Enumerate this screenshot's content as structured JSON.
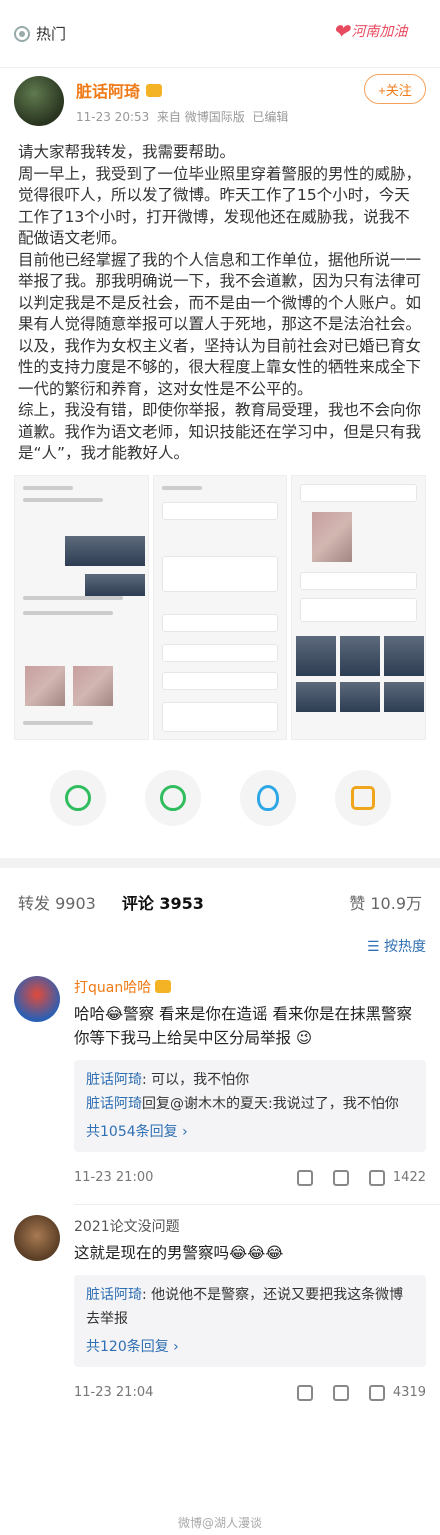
{
  "topbar": {
    "section_label": "热门",
    "banner_text": "河南加油"
  },
  "post": {
    "author": "脏话阿琦",
    "time": "11-23 20:53",
    "source": "来自 微博国际版",
    "edited": "已编辑",
    "follow_label": "+关注",
    "paragraphs": [
      "请大家帮我转发，我需要帮助。",
      "周一早上，我受到了一位毕业照里穿着警服的男性的威胁，觉得很吓人，所以发了微博。昨天工作了15个小时，今天工作了13个小时，打开微博，发现他还在威胁我，说我不配做语文老师。",
      "目前他已经掌握了我的个人信息和工作单位，据他所说一一举报了我。那我明确说一下，我不会道歉，因为只有法律可以判定我是不是反社会，而不是由一个微博的个人账户。如果有人觉得随意举报可以置人于死地，那这不是法治社会。",
      "以及，我作为女权主义者，坚持认为目前社会对已婚已育女性的支持力度是不够的，很大程度上靠女性的牺牲来成全下一代的繁衍和养育，这对女性是不公平的。",
      "综上，我没有错，即使你举报，教育局受理，我也不会向你道歉。我作为语文老师，知识技能还在学习中，但是只有我是“人”，我才能教好人。"
    ]
  },
  "share_icons": [
    "wechat-icon",
    "moments-icon",
    "qq-icon",
    "photo-icon"
  ],
  "tabs": {
    "repost": "转发 9903",
    "comments": "评论 3953",
    "likes": "赞 10.9万"
  },
  "sort_label": "按热度",
  "comments": [
    {
      "name": "打quan哈哈",
      "text": "哈哈😂警察  看来是你在造谣 看来你是在抹黑警察 你等下我马上给吴中区分局举报 😉",
      "replies": [
        {
          "user": "脏话阿琦",
          "text": ": 可以，我不怕你"
        },
        {
          "user": "脏话阿琦",
          "text": "回复@谢木木的夏天:我说过了，我不怕你"
        }
      ],
      "more": "共1054条回复 ›",
      "time": "11-23 21:00",
      "likes": "1422"
    },
    {
      "name": "2021论文没问题",
      "text": "这就是现在的男警察吗😂😂😂",
      "replies": [
        {
          "user": "脏话阿琦",
          "text": ": 他说他不是警察，还说又要把我这条微博去举报"
        }
      ],
      "more": "共120条回复 ›",
      "time": "11-23 21:04",
      "likes": "4319"
    }
  ],
  "watermark": "微博@湖人漫谈"
}
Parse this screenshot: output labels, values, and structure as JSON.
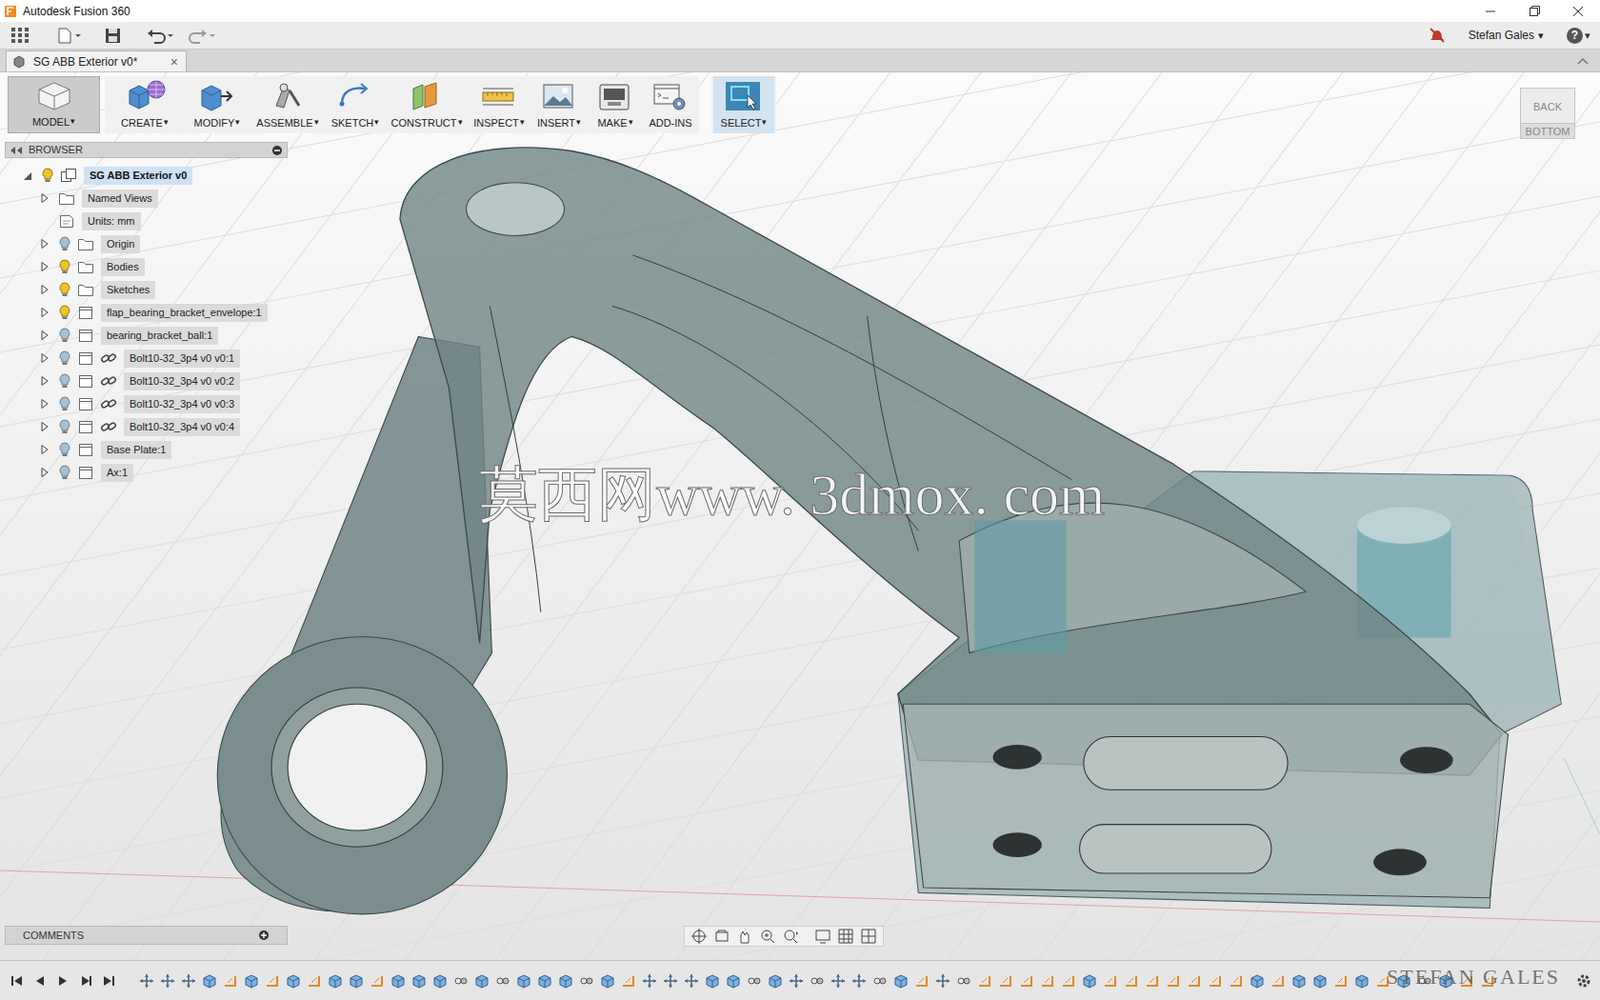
{
  "window": {
    "title": "Autodesk Fusion 360"
  },
  "user": {
    "name": "Stefan Gales",
    "arrow": "▾"
  },
  "help": {
    "label": "?",
    "arrow": "▾"
  },
  "document_tab": {
    "label": "SG ABB Exterior v0*",
    "close": "×",
    "selected": true
  },
  "ribbon": {
    "workspace": {
      "label": "MODEL",
      "arrow": "▾",
      "selected": true
    },
    "groups": [
      {
        "label": "CREATE",
        "arrow": "▾",
        "selected": false
      },
      {
        "label": "MODIFY",
        "arrow": "▾",
        "selected": false
      },
      {
        "label": "ASSEMBLE",
        "arrow": "▾",
        "selected": false
      },
      {
        "label": "SKETCH",
        "arrow": "▾",
        "selected": false
      },
      {
        "label": "CONSTRUCT",
        "arrow": "▾",
        "selected": false
      },
      {
        "label": "INSPECT",
        "arrow": "▾",
        "selected": false
      },
      {
        "label": "INSERT",
        "arrow": "▾",
        "selected": false
      },
      {
        "label": "MAKE",
        "arrow": "▾",
        "selected": false
      },
      {
        "label": "ADD-INS",
        "selected": false
      },
      {
        "label": "SELECT",
        "arrow": "▾",
        "selected": true
      }
    ]
  },
  "browser": {
    "title": "BROWSER",
    "items": [
      {
        "label": "SG ABB Exterior v0",
        "depth": 0,
        "kind": "root",
        "expandable": true,
        "expanded": true,
        "visible": true,
        "selected": true
      },
      {
        "label": "Named Views",
        "depth": 1,
        "kind": "folder",
        "expandable": true,
        "expanded": false,
        "selected": false
      },
      {
        "label": "Units: mm",
        "depth": 1,
        "kind": "units",
        "expandable": false,
        "expanded": false,
        "selected": false
      },
      {
        "label": "Origin",
        "depth": 1,
        "kind": "folder",
        "expandable": true,
        "expanded": false,
        "visible": false,
        "selected": false
      },
      {
        "label": "Bodies",
        "depth": 1,
        "kind": "folder",
        "expandable": true,
        "expanded": false,
        "visible": true,
        "selected": false
      },
      {
        "label": "Sketches",
        "depth": 1,
        "kind": "folder",
        "expandable": true,
        "expanded": false,
        "visible": true,
        "selected": false
      },
      {
        "label": "flap_bearing_bracket_envelope:1",
        "depth": 1,
        "kind": "component",
        "expandable": true,
        "expanded": false,
        "visible": true,
        "selected": false
      },
      {
        "label": "bearing_bracket_ball:1",
        "depth": 1,
        "kind": "component",
        "expandable": true,
        "expanded": false,
        "visible": false,
        "selected": false
      },
      {
        "label": "Bolt10-32_3p4 v0 v0:1",
        "depth": 1,
        "kind": "linked",
        "expandable": true,
        "expanded": false,
        "visible": false,
        "selected": false
      },
      {
        "label": "Bolt10-32_3p4 v0 v0:2",
        "depth": 1,
        "kind": "linked",
        "expandable": true,
        "expanded": false,
        "visible": false,
        "selected": false
      },
      {
        "label": "Bolt10-32_3p4 v0 v0:3",
        "depth": 1,
        "kind": "linked",
        "expandable": true,
        "expanded": false,
        "visible": false,
        "selected": false
      },
      {
        "label": "Bolt10-32_3p4 v0 v0:4",
        "depth": 1,
        "kind": "linked",
        "expandable": true,
        "expanded": false,
        "visible": false,
        "selected": false
      },
      {
        "label": "Base Plate:1",
        "depth": 1,
        "kind": "component",
        "expandable": true,
        "expanded": false,
        "visible": false,
        "selected": false
      },
      {
        "label": "Ax:1",
        "depth": 1,
        "kind": "component",
        "expandable": true,
        "expanded": false,
        "visible": false,
        "selected": false
      }
    ]
  },
  "comments": {
    "title": "COMMENTS"
  },
  "viewcube": {
    "faces": [
      "BACK",
      "BOTTOM"
    ]
  },
  "watermark": "莫西网www. 3dmox. com",
  "signature": "STEFAN GALES"
}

§ **Set problem**
Filter lines by "watermark" and return each hit.

§ **Solution to this problem**
  "watermark": "微博@湖人漫谈"
  "watermark": "莫西网www. 3dmox. com",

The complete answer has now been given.